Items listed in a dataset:
---

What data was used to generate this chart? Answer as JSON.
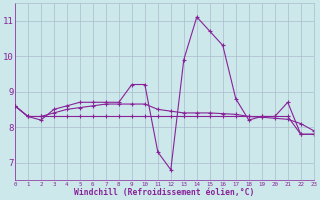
{
  "xlabel": "Windchill (Refroidissement éolien,°C)",
  "background_color": "#cce8ea",
  "grid_color": "#aabbcc",
  "line_color": "#882299",
  "x_values": [
    0,
    1,
    2,
    3,
    4,
    5,
    6,
    7,
    8,
    9,
    10,
    11,
    12,
    13,
    14,
    15,
    16,
    17,
    18,
    19,
    20,
    21,
    22,
    23
  ],
  "series1": [
    8.6,
    8.3,
    8.2,
    8.5,
    8.6,
    8.7,
    8.7,
    8.7,
    8.7,
    9.2,
    9.2,
    7.3,
    6.8,
    9.9,
    11.1,
    10.7,
    10.3,
    8.8,
    8.2,
    8.3,
    8.3,
    8.7,
    7.8,
    7.8
  ],
  "series2": [
    8.6,
    8.3,
    8.3,
    8.3,
    8.3,
    8.3,
    8.3,
    8.3,
    8.3,
    8.3,
    8.3,
    8.3,
    8.3,
    8.3,
    8.3,
    8.3,
    8.3,
    8.3,
    8.3,
    8.3,
    8.3,
    8.3,
    7.8,
    7.8
  ],
  "series3": [
    8.6,
    8.3,
    8.3,
    8.4,
    8.5,
    8.55,
    8.6,
    8.65,
    8.65,
    8.65,
    8.65,
    8.5,
    8.45,
    8.4,
    8.4,
    8.4,
    8.38,
    8.36,
    8.3,
    8.28,
    8.25,
    8.22,
    8.1,
    7.9
  ],
  "ylim": [
    6.5,
    11.5
  ],
  "yticks": [
    7,
    8,
    9,
    10,
    11
  ],
  "xlim": [
    0,
    23
  ]
}
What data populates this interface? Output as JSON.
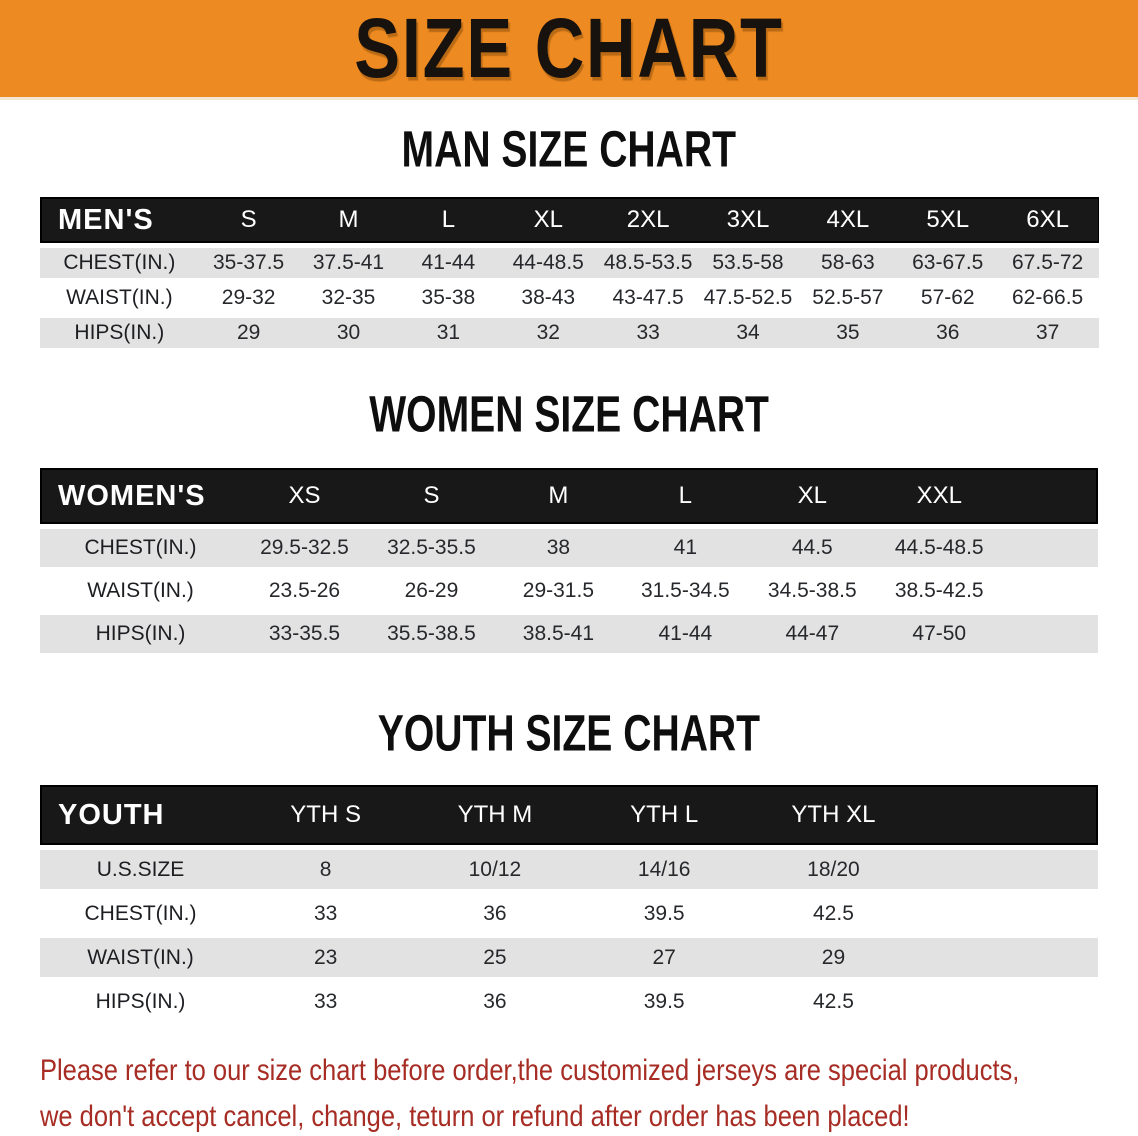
{
  "banner": {
    "title": "SIZE CHART"
  },
  "sections": [
    {
      "heading": "MAN SIZE CHART",
      "table": {
        "header_label": "MEN'S",
        "columns": [
          "S",
          "M",
          "L",
          "XL",
          "2XL",
          "3XL",
          "4XL",
          "5XL",
          "6XL"
        ],
        "rows": [
          {
            "label": "CHEST(IN.)",
            "values": [
              "35-37.5",
              "37.5-41",
              "41-44",
              "44-48.5",
              "48.5-53.5",
              "53.5-58",
              "58-63",
              "63-67.5",
              "67.5-72"
            ]
          },
          {
            "label": "WAIST(IN.)",
            "values": [
              "29-32",
              "32-35",
              "35-38",
              "38-43",
              "43-47.5",
              "47.5-52.5",
              "52.5-57",
              "57-62",
              "62-66.5"
            ]
          },
          {
            "label": "HIPS(IN.)",
            "values": [
              "29",
              "30",
              "31",
              "32",
              "33",
              "34",
              "35",
              "36",
              "37"
            ]
          }
        ]
      }
    },
    {
      "heading": "WOMEN SIZE CHART",
      "table": {
        "header_label": "WOMEN'S",
        "columns": [
          "XS",
          "S",
          "M",
          "L",
          "XL",
          "XXL"
        ],
        "rows": [
          {
            "label": "CHEST(IN.)",
            "values": [
              "29.5-32.5",
              "32.5-35.5",
              "38",
              "41",
              "44.5",
              "44.5-48.5"
            ]
          },
          {
            "label": "WAIST(IN.)",
            "values": [
              "23.5-26",
              "26-29",
              "29-31.5",
              "31.5-34.5",
              "34.5-38.5",
              "38.5-42.5"
            ]
          },
          {
            "label": "HIPS(IN.)",
            "values": [
              "33-35.5",
              "35.5-38.5",
              "38.5-41",
              "41-44",
              "44-47",
              "47-50"
            ]
          }
        ]
      }
    },
    {
      "heading": "YOUTH SIZE CHART",
      "table": {
        "header_label": "YOUTH",
        "columns": [
          "YTH S",
          "YTH M",
          "YTH L",
          "YTH XL"
        ],
        "rows": [
          {
            "label": "U.S.SIZE",
            "values": [
              "8",
              "10/12",
              "14/16",
              "18/20"
            ]
          },
          {
            "label": "CHEST(IN.)",
            "values": [
              "33",
              "36",
              "39.5",
              "42.5"
            ]
          },
          {
            "label": "WAIST(IN.)",
            "values": [
              "23",
              "25",
              "27",
              "29"
            ]
          },
          {
            "label": "HIPS(IN.)",
            "values": [
              "33",
              "36",
              "39.5",
              "42.5"
            ]
          }
        ]
      }
    }
  ],
  "footer": {
    "line1": "Please refer to our size chart before order,the customized jerseys are special products,",
    "line2": "we don't accept cancel, change, teturn or refund after order has been placed!"
  },
  "colors": {
    "banner_bg": "#ED8A21",
    "header_bar": "#181818",
    "row_shade": "#e2e2e2",
    "note_red": "#a72c24"
  }
}
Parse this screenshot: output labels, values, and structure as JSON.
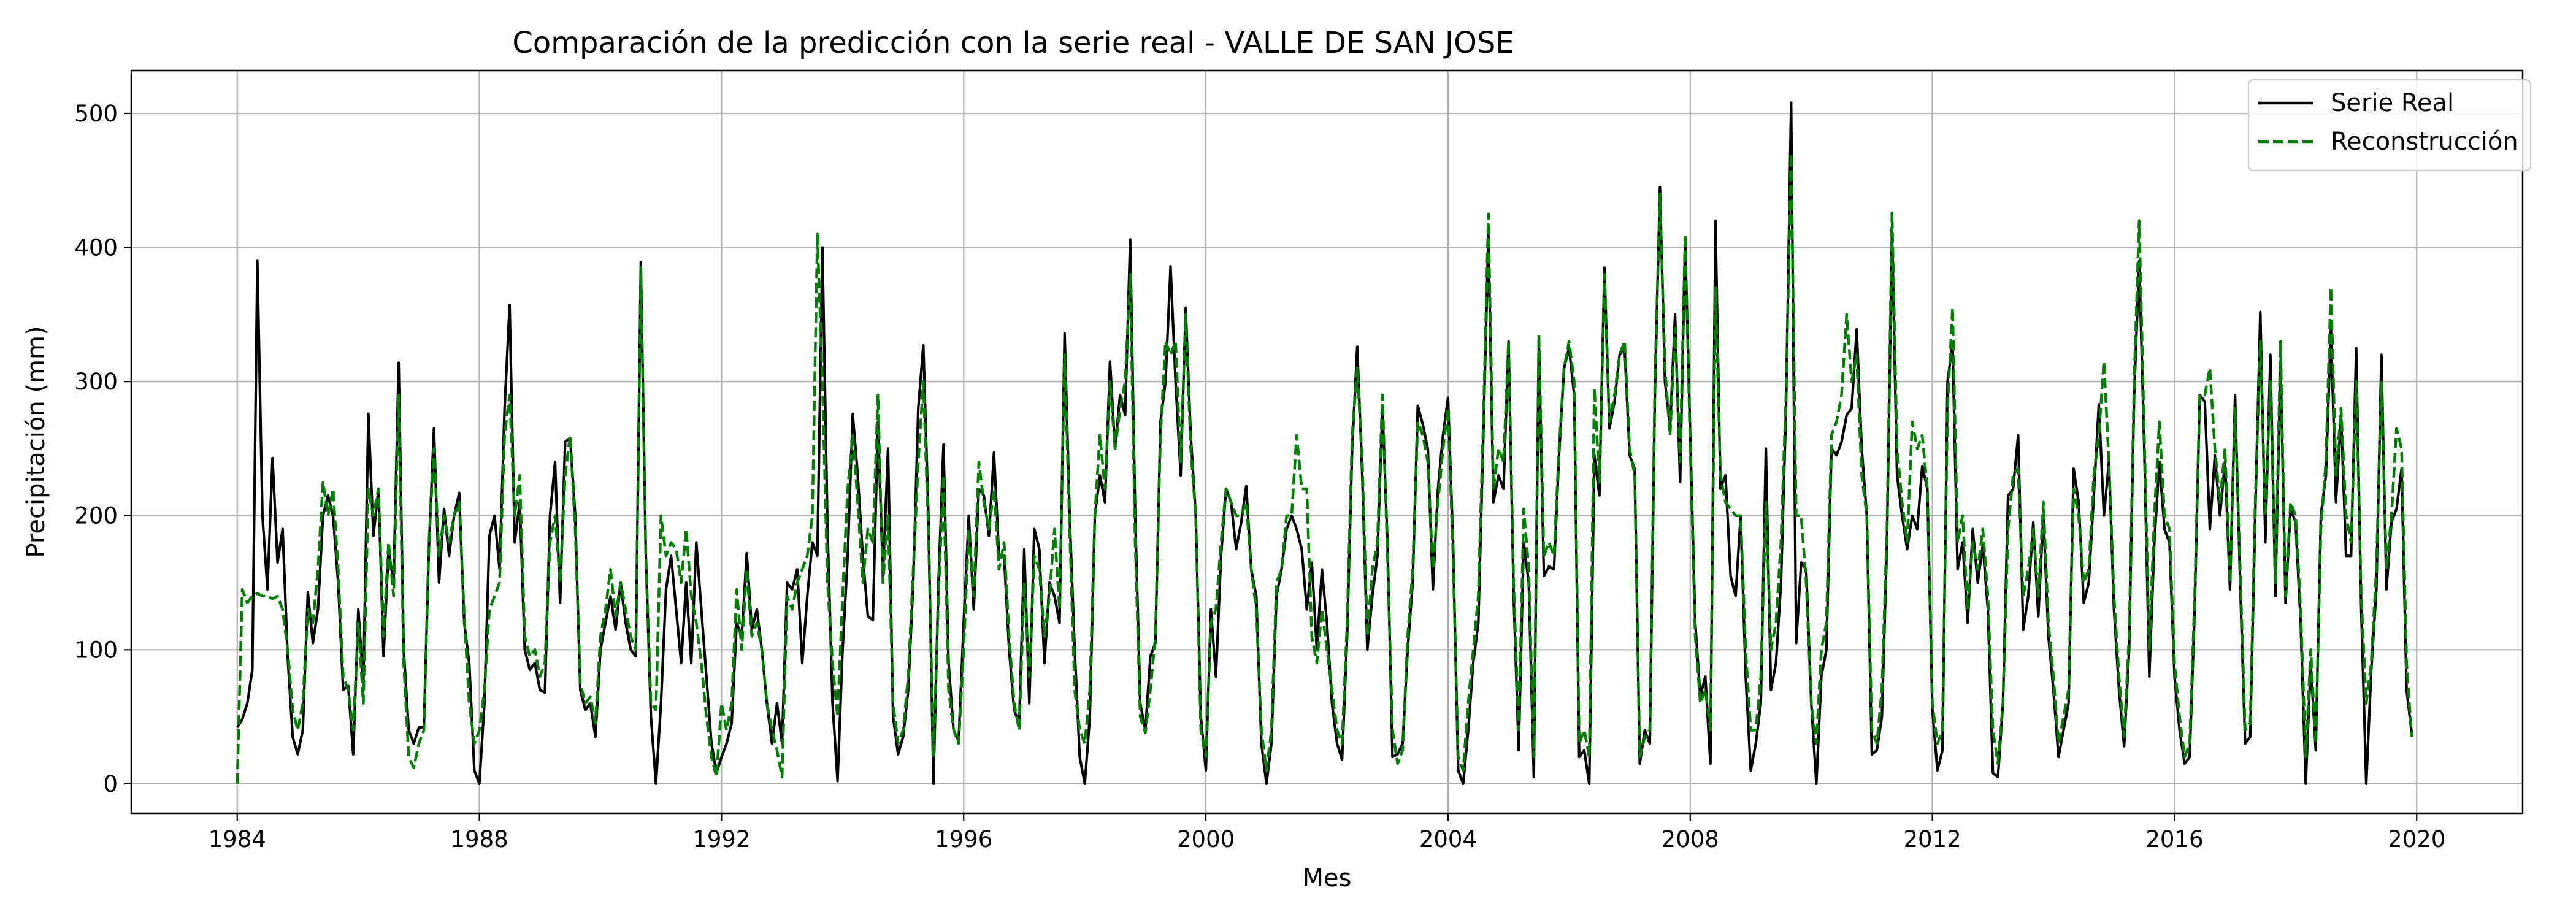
{
  "chart_data": {
    "type": "line",
    "title": "Comparación de la predicción con la serie real - VALLE DE SAN JOSE",
    "xlabel": "Mes",
    "ylabel": "Precipitación (mm)",
    "x_start": "1984-01",
    "x_end": "2019-12",
    "x_ticks": [
      "1984",
      "1988",
      "1992",
      "1996",
      "2000",
      "2004",
      "2008",
      "2012",
      "2016",
      "2020"
    ],
    "y_ticks": [
      "0",
      "100",
      "200",
      "300",
      "400",
      "500"
    ],
    "xlim": [
      "1982-04",
      "2021-10"
    ],
    "ylim": [
      -22,
      532
    ],
    "grid": true,
    "legend_position": "top-right",
    "series": [
      {
        "name": "Serie Real",
        "color": "#000000",
        "style": "solid",
        "values": [
          42,
          48,
          60,
          85,
          390,
          200,
          145,
          243,
          165,
          190,
          95,
          35,
          22,
          40,
          143,
          105,
          130,
          200,
          215,
          200,
          150,
          70,
          73,
          22,
          130,
          75,
          276,
          185,
          220,
          95,
          175,
          150,
          314,
          100,
          40,
          30,
          42,
          42,
          175,
          265,
          150,
          205,
          170,
          200,
          217,
          120,
          90,
          10,
          0,
          60,
          185,
          200,
          160,
          280,
          357,
          180,
          210,
          100,
          85,
          90,
          70,
          68,
          200,
          240,
          135,
          255,
          258,
          200,
          70,
          55,
          60,
          35,
          100,
          120,
          140,
          115,
          150,
          120,
          100,
          95,
          389,
          170,
          50,
          0,
          60,
          145,
          170,
          130,
          90,
          150,
          90,
          180,
          130,
          80,
          30,
          8,
          20,
          30,
          45,
          120,
          110,
          172,
          115,
          130,
          100,
          60,
          30,
          60,
          30,
          150,
          145,
          160,
          90,
          140,
          180,
          170,
          400,
          190,
          60,
          2,
          100,
          170,
          276,
          230,
          170,
          125,
          122,
          270,
          155,
          250,
          50,
          22,
          35,
          70,
          150,
          280,
          327,
          200,
          0,
          150,
          253,
          90,
          40,
          32,
          120,
          200,
          130,
          220,
          215,
          185,
          247,
          170,
          170,
          100,
          55,
          45,
          175,
          60,
          190,
          175,
          90,
          150,
          140,
          120,
          336,
          200,
          100,
          20,
          0,
          50,
          200,
          230,
          210,
          315,
          250,
          290,
          275,
          406,
          200,
          60,
          40,
          95,
          105,
          270,
          300,
          386,
          300,
          230,
          355,
          260,
          200,
          50,
          10,
          130,
          80,
          170,
          220,
          210,
          175,
          195,
          222,
          160,
          140,
          30,
          0,
          30,
          140,
          160,
          190,
          200,
          190,
          175,
          130,
          165,
          100,
          160,
          120,
          60,
          30,
          18,
          110,
          250,
          326,
          230,
          100,
          140,
          170,
          280,
          180,
          20,
          22,
          30,
          100,
          150,
          282,
          268,
          250,
          145,
          220,
          260,
          288,
          180,
          10,
          0,
          40,
          90,
          120,
          260,
          410,
          210,
          230,
          220,
          330,
          140,
          25,
          180,
          150,
          5,
          330,
          155,
          162,
          160,
          245,
          310,
          325,
          290,
          20,
          25,
          0,
          245,
          215,
          385,
          265,
          285,
          320,
          325,
          245,
          235,
          15,
          40,
          30,
          290,
          445,
          300,
          265,
          350,
          225,
          405,
          260,
          120,
          65,
          80,
          15,
          420,
          220,
          230,
          155,
          140,
          200,
          80,
          10,
          30,
          60,
          250,
          70,
          90,
          150,
          280,
          508,
          105,
          165,
          160,
          60,
          0,
          80,
          100,
          250,
          245,
          255,
          275,
          280,
          339,
          250,
          200,
          22,
          25,
          50,
          180,
          412,
          230,
          200,
          175,
          200,
          190,
          237,
          220,
          55,
          10,
          25,
          300,
          328,
          160,
          180,
          120,
          190,
          150,
          178,
          130,
          8,
          5,
          60,
          215,
          220,
          260,
          115,
          140,
          195,
          125,
          200,
          110,
          70,
          20,
          40,
          60,
          235,
          210,
          135,
          150,
          215,
          283,
          200,
          240,
          130,
          70,
          28,
          100,
          290,
          390,
          250,
          80,
          180,
          240,
          190,
          180,
          80,
          40,
          15,
          20,
          130,
          290,
          285,
          190,
          245,
          200,
          240,
          145,
          290,
          150,
          30,
          35,
          200,
          352,
          180,
          320,
          140,
          315,
          135,
          205,
          195,
          120,
          0,
          90,
          25,
          200,
          230,
          340,
          210,
          275,
          170,
          170,
          325,
          130,
          0,
          85,
          145,
          320,
          145,
          195,
          205,
          235,
          70,
          38
        ]
      },
      {
        "name": "Reconstrucción",
        "color": "#008000",
        "style": "dashed",
        "values": [
          0,
          145,
          135,
          140,
          142,
          140,
          140,
          138,
          140,
          130,
          100,
          55,
          40,
          60,
          130,
          120,
          160,
          225,
          200,
          220,
          160,
          80,
          70,
          40,
          120,
          60,
          220,
          200,
          220,
          110,
          180,
          140,
          290,
          90,
          20,
          12,
          30,
          40,
          180,
          250,
          170,
          200,
          180,
          200,
          210,
          125,
          60,
          30,
          40,
          70,
          130,
          140,
          150,
          260,
          290,
          200,
          230,
          110,
          95,
          100,
          80,
          90,
          180,
          200,
          150,
          230,
          260,
          190,
          75,
          60,
          65,
          45,
          110,
          130,
          160,
          125,
          150,
          130,
          110,
          100,
          385,
          170,
          60,
          55,
          200,
          170,
          180,
          175,
          150,
          190,
          140,
          120,
          90,
          50,
          20,
          5,
          60,
          40,
          60,
          145,
          100,
          160,
          110,
          120,
          100,
          60,
          40,
          25,
          5,
          140,
          130,
          150,
          160,
          170,
          200,
          410,
          300,
          150,
          90,
          50,
          140,
          220,
          260,
          210,
          150,
          190,
          180,
          290,
          150,
          200,
          60,
          30,
          40,
          80,
          160,
          240,
          300,
          190,
          20,
          140,
          230,
          70,
          40,
          30,
          100,
          190,
          140,
          240,
          210,
          190,
          220,
          160,
          180,
          110,
          60,
          40,
          150,
          80,
          170,
          160,
          110,
          140,
          190,
          130,
          320,
          190,
          70,
          40,
          30,
          70,
          200,
          260,
          220,
          300,
          250,
          280,
          300,
          380,
          180,
          50,
          38,
          70,
          110,
          260,
          330,
          320,
          330,
          240,
          350,
          250,
          200,
          40,
          20,
          120,
          130,
          180,
          220,
          210,
          200,
          200,
          210,
          160,
          130,
          40,
          10,
          40,
          150,
          160,
          200,
          200,
          260,
          220,
          220,
          110,
          90,
          130,
          100,
          70,
          40,
          30,
          120,
          260,
          310,
          240,
          110,
          160,
          180,
          290,
          170,
          40,
          15,
          25,
          110,
          160,
          270,
          260,
          240,
          160,
          210,
          250,
          280,
          170,
          20,
          10,
          60,
          100,
          140,
          270,
          425,
          220,
          250,
          240,
          330,
          150,
          40,
          205,
          160,
          20,
          335,
          170,
          180,
          170,
          250,
          310,
          330,
          300,
          30,
          40,
          20,
          295,
          225,
          380,
          270,
          290,
          320,
          330,
          250,
          230,
          20,
          35,
          40,
          300,
          440,
          310,
          260,
          340,
          240,
          410,
          250,
          110,
          60,
          70,
          40,
          370,
          230,
          210,
          205,
          200,
          200,
          100,
          40,
          40,
          80,
          210,
          100,
          120,
          180,
          290,
          470,
          200,
          200,
          150,
          60,
          30,
          100,
          120,
          260,
          270,
          290,
          350,
          300,
          320,
          230,
          200,
          40,
          30,
          70,
          190,
          426,
          250,
          210,
          180,
          270,
          250,
          260,
          220,
          60,
          30,
          40,
          280,
          355,
          180,
          200,
          130,
          180,
          160,
          190,
          140,
          40,
          15,
          60,
          190,
          230,
          235,
          140,
          160,
          190,
          140,
          210,
          120,
          80,
          30,
          50,
          70,
          220,
          200,
          150,
          160,
          230,
          260,
          315,
          240,
          140,
          80,
          35,
          110,
          300,
          420,
          260,
          100,
          200,
          270,
          200,
          190,
          90,
          50,
          20,
          30,
          140,
          290,
          290,
          310,
          250,
          210,
          250,
          150,
          280,
          160,
          40,
          45,
          210,
          330,
          200,
          300,
          150,
          330,
          140,
          210,
          200,
          130,
          20,
          100,
          30,
          190,
          240,
          370,
          230,
          280,
          200,
          180,
          300,
          140,
          60,
          90,
          160,
          300,
          160,
          200,
          265,
          250,
          90,
          35
        ]
      }
    ]
  }
}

---

Problem description:
Gather each line holding the string "title".

Result for this task:
    "title": "SIZE CHART"
    "title": "Comparación de la predicción con la serie real - VALLE DE SAN JOSE",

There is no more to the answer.